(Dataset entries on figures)
============================================================

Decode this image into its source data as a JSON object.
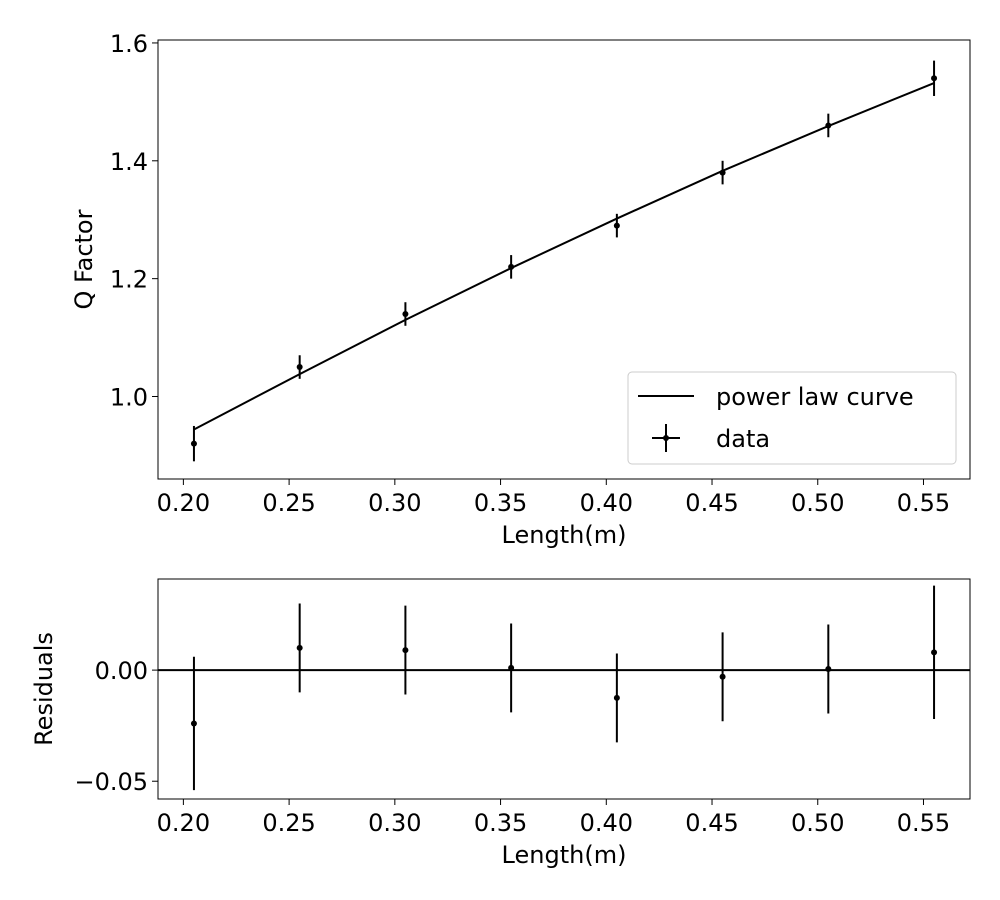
{
  "chart_data": [
    {
      "type": "line",
      "xlabel": "Length(m)",
      "ylabel": "Q Factor",
      "xlim": [
        0.188,
        0.572
      ],
      "ylim": [
        0.86,
        1.605
      ],
      "x_ticks": [
        0.2,
        0.25,
        0.3,
        0.35,
        0.4,
        0.45,
        0.5,
        0.55
      ],
      "x_tick_labels": [
        "0.20",
        "0.25",
        "0.30",
        "0.35",
        "0.40",
        "0.45",
        "0.50",
        "0.55"
      ],
      "y_ticks": [
        1.0,
        1.2,
        1.4,
        1.6
      ],
      "y_tick_labels": [
        "1.0",
        "1.2",
        "1.4",
        "1.6"
      ],
      "grid": false,
      "legend": {
        "placement": "lower-right",
        "entries": [
          "power law curve",
          "data"
        ]
      },
      "series": [
        {
          "name": "power law curve",
          "type": "line",
          "color": "#000000",
          "x": [
            0.205,
            0.255,
            0.305,
            0.355,
            0.405,
            0.455,
            0.505,
            0.555
          ],
          "y": [
            0.944,
            1.038,
            1.13,
            1.218,
            1.302,
            1.383,
            1.459,
            1.532
          ]
        },
        {
          "name": "data",
          "type": "errorbar",
          "color": "#000000",
          "x": [
            0.205,
            0.255,
            0.305,
            0.355,
            0.405,
            0.455,
            0.505,
            0.555
          ],
          "y": [
            0.92,
            1.05,
            1.14,
            1.22,
            1.29,
            1.38,
            1.46,
            1.54
          ],
          "yerr": [
            0.03,
            0.02,
            0.02,
            0.02,
            0.02,
            0.02,
            0.02,
            0.03
          ]
        }
      ]
    },
    {
      "type": "scatter",
      "xlabel": "Length(m)",
      "ylabel": "Residuals",
      "xlim": [
        0.188,
        0.572
      ],
      "ylim": [
        -0.058,
        0.041
      ],
      "x_ticks": [
        0.2,
        0.25,
        0.3,
        0.35,
        0.4,
        0.45,
        0.5,
        0.55
      ],
      "x_tick_labels": [
        "0.20",
        "0.25",
        "0.30",
        "0.35",
        "0.40",
        "0.45",
        "0.50",
        "0.55"
      ],
      "y_ticks": [
        -0.05,
        0.0
      ],
      "y_tick_labels": [
        "−0.05",
        "0.00"
      ],
      "grid": false,
      "reference_line_y": 0,
      "series": [
        {
          "type": "errorbar",
          "color": "#000000",
          "x": [
            0.205,
            0.255,
            0.305,
            0.355,
            0.405,
            0.455,
            0.505,
            0.555
          ],
          "y": [
            -0.024,
            0.01,
            0.009,
            0.001,
            -0.0125,
            -0.003,
            0.0005,
            0.008
          ],
          "yerr": [
            0.03,
            0.02,
            0.02,
            0.02,
            0.02,
            0.02,
            0.02,
            0.03
          ]
        }
      ]
    }
  ]
}
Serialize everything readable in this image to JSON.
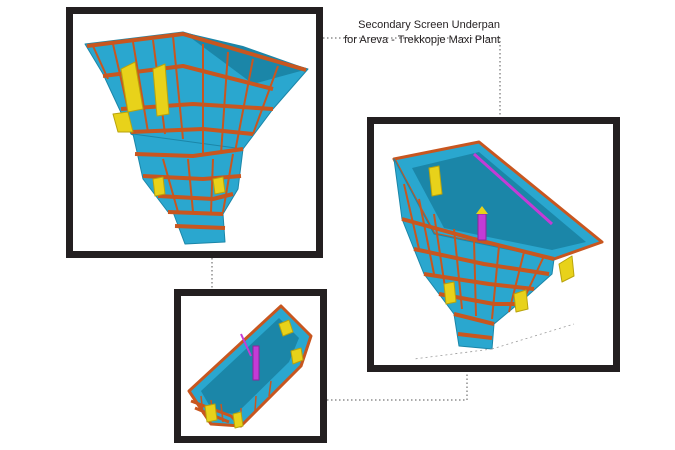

============================================================

From the listing above, collect each line in which the string "this" appears.

Decode this image into its source data as a JSON object.
Serialize everything readable in this image to JSON.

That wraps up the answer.